Task details:
From the entries below, pull out each line where "Border" appears.

Excerpted records:

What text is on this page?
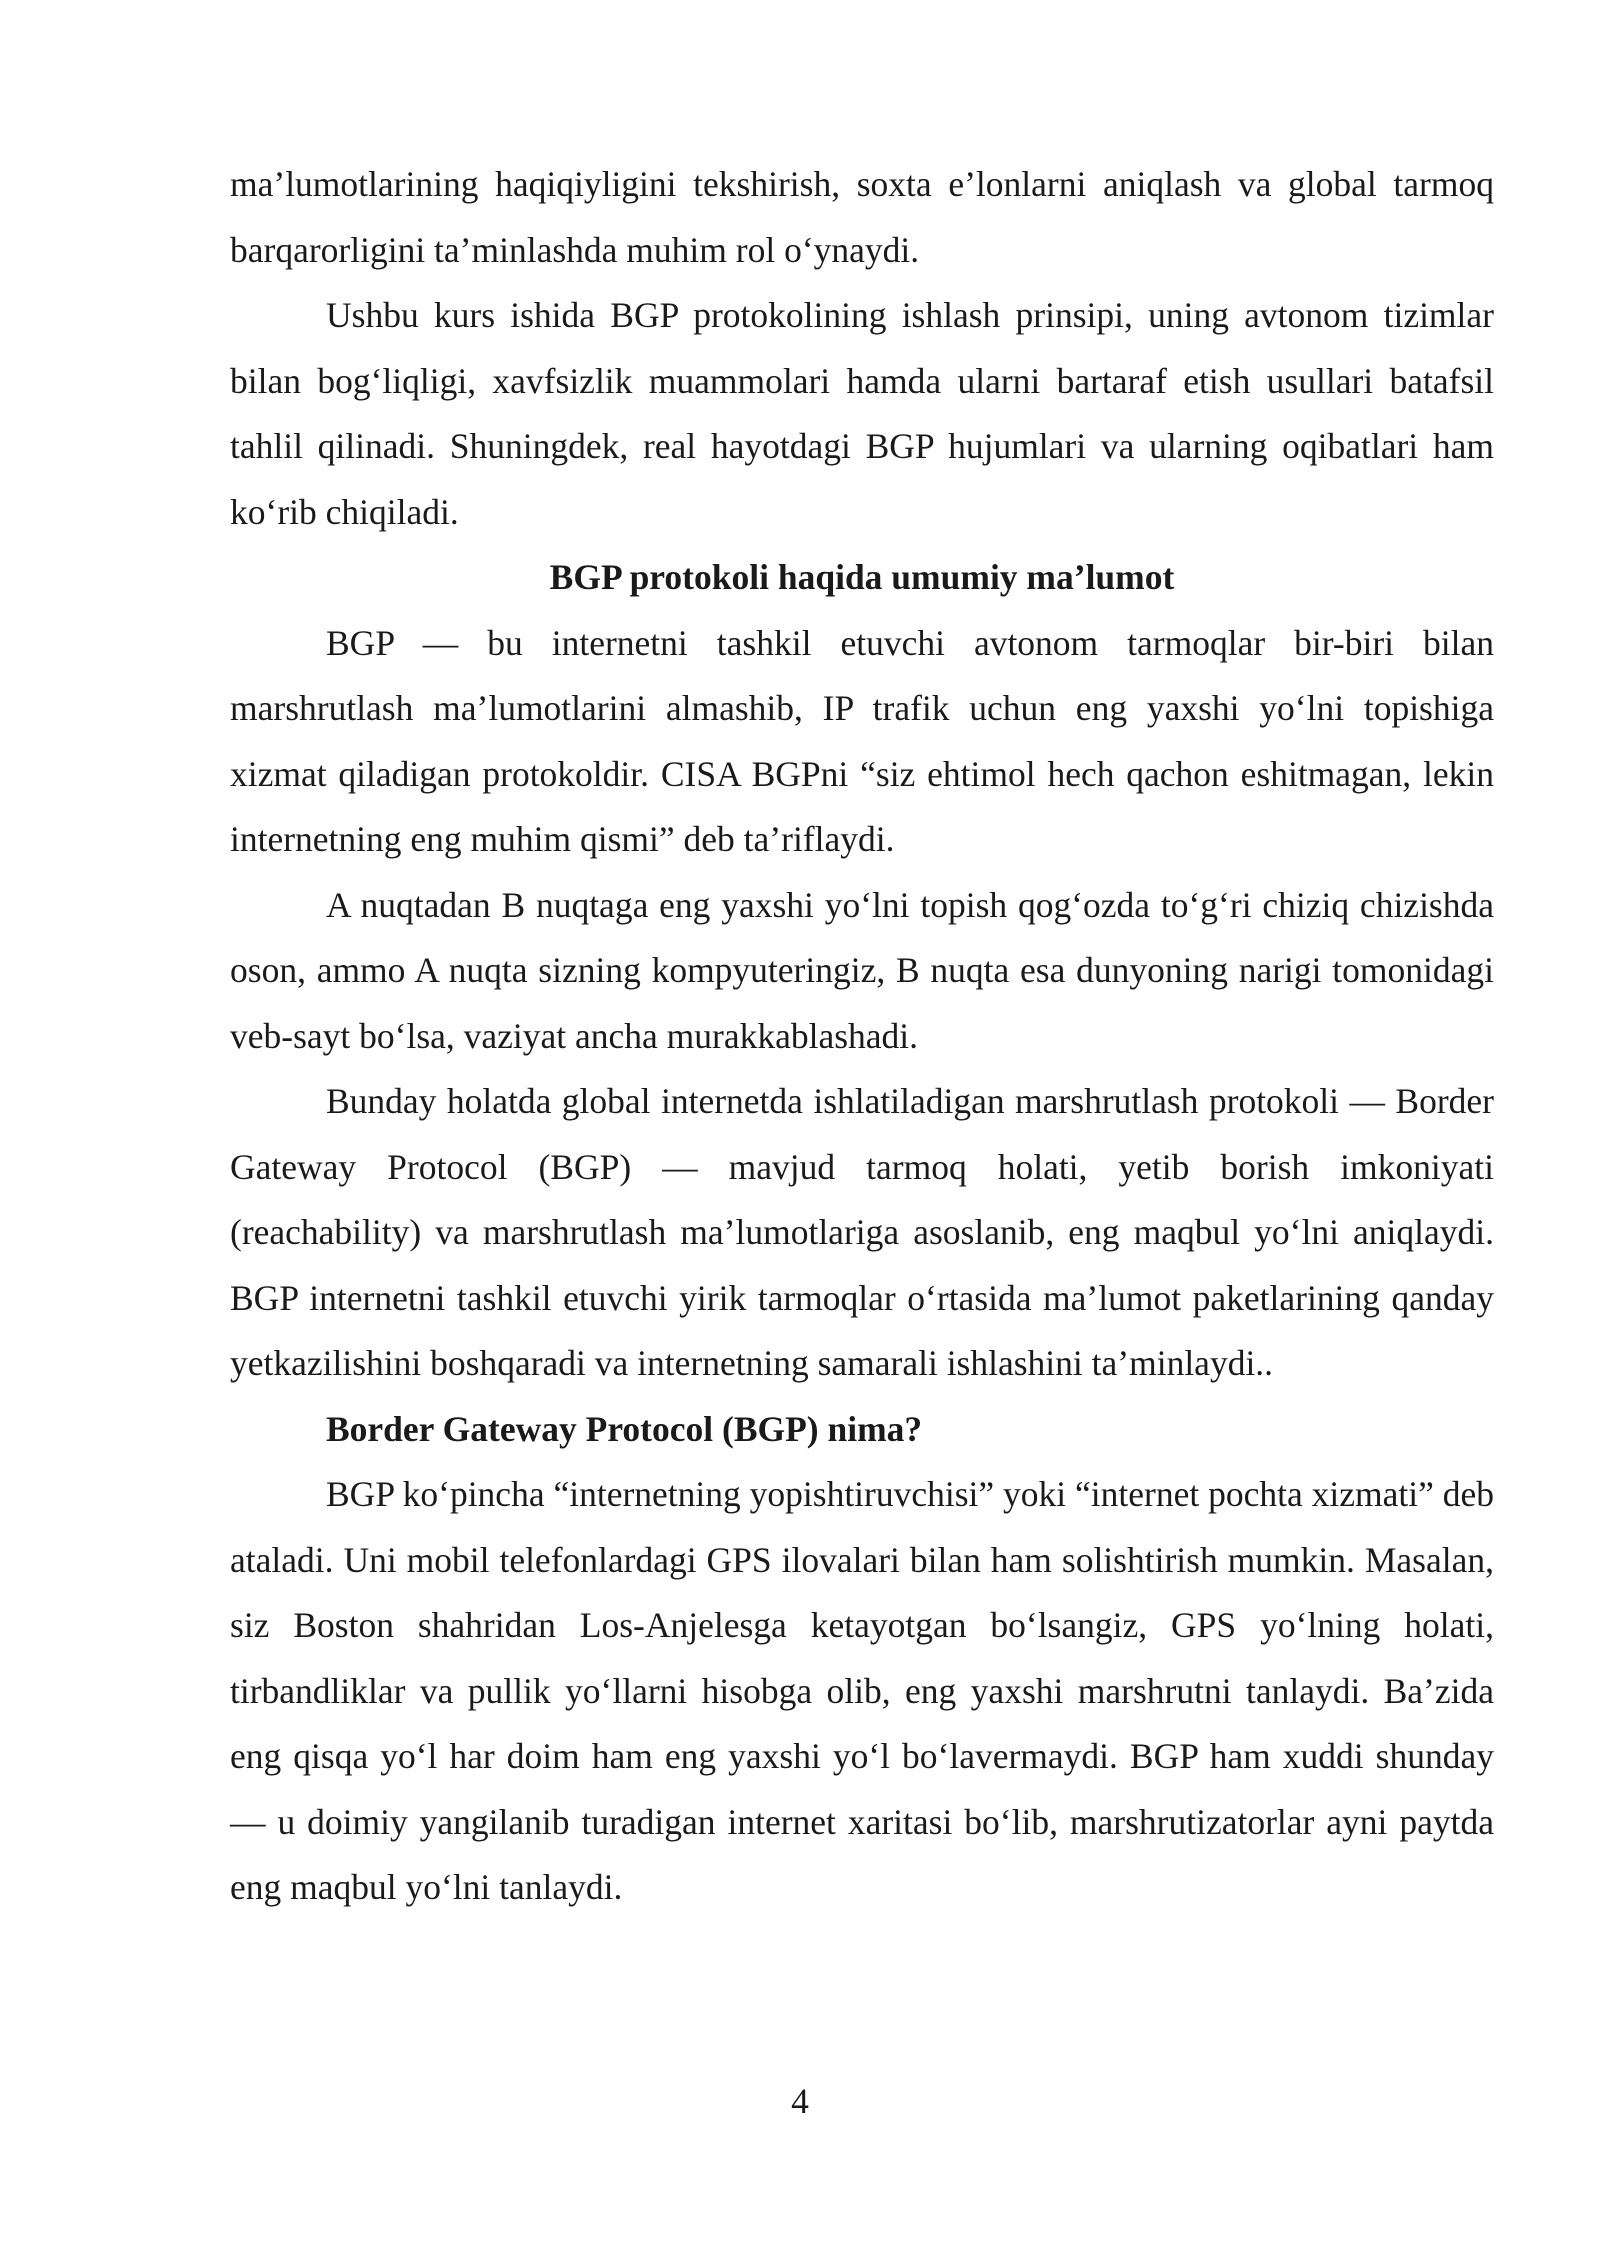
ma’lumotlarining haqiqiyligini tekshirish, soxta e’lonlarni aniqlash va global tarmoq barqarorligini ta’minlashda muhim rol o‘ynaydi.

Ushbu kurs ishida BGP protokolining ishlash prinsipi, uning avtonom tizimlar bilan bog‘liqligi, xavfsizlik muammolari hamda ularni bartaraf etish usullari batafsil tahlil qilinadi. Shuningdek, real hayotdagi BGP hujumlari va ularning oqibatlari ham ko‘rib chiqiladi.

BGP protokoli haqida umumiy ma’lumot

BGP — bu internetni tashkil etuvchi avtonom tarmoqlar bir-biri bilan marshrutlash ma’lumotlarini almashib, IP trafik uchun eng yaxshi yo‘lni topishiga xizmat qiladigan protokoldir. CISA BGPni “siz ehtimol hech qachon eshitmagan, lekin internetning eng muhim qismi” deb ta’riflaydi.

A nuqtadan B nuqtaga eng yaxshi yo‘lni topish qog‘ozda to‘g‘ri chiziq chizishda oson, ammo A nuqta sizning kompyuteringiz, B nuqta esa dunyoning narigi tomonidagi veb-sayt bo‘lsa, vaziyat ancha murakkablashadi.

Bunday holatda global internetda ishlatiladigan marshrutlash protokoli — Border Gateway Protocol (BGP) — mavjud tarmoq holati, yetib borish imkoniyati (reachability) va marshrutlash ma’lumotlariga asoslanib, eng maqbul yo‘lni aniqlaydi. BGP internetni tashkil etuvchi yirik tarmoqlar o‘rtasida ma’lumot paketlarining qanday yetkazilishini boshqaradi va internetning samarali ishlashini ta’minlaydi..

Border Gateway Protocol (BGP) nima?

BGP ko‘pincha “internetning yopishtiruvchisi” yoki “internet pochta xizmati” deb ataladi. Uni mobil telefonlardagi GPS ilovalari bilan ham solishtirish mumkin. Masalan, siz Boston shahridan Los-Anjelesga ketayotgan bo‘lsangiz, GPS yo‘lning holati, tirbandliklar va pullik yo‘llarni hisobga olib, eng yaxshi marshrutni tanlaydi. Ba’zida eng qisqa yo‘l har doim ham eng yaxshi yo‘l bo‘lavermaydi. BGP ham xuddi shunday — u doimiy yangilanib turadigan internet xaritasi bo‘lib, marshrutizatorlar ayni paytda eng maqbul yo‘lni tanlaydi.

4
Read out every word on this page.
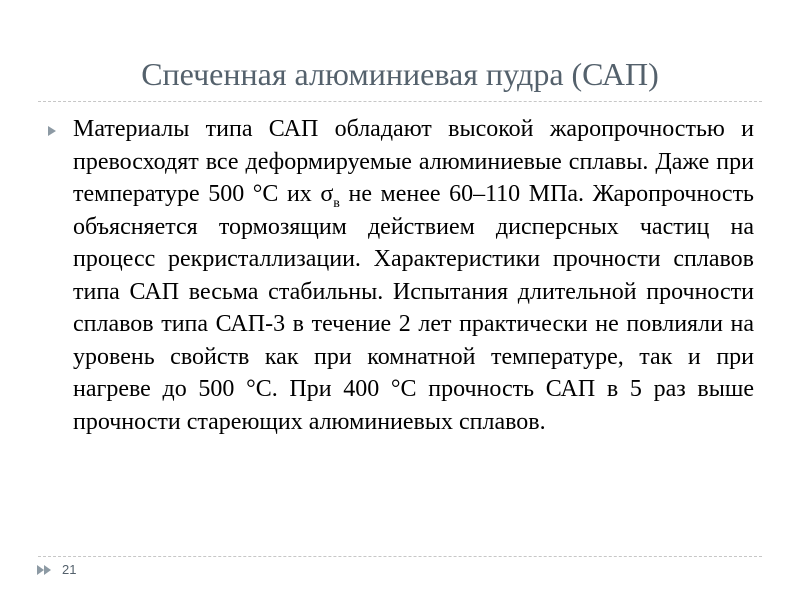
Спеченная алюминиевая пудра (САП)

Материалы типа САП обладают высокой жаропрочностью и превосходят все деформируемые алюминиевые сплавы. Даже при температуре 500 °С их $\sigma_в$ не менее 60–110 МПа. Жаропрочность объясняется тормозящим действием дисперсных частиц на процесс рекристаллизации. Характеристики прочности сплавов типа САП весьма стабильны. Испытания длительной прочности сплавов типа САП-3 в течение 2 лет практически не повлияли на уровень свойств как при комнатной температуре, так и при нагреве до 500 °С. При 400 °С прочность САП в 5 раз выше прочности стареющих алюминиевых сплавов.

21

Task result:
Bunday holatda global internetda ishlatiladigan marshrutlash protokoli — Border Gateway Protocol (BGP) — mavjud tarmoq holati, yetib borish imkoniyati (reachability) va marshrutlash ma’lumotlariga asoslanib, eng maqbul yo‘lni aniqlaydi. BGP internetni tashkil etuvchi yirik tarmoqlar o‘rtasida ma’lumot paketlarining qanday yetkazilishini boshqaradi va internetning samarali ishlashini ta’minlaydi..
Border Gateway Protocol (BGP) nima?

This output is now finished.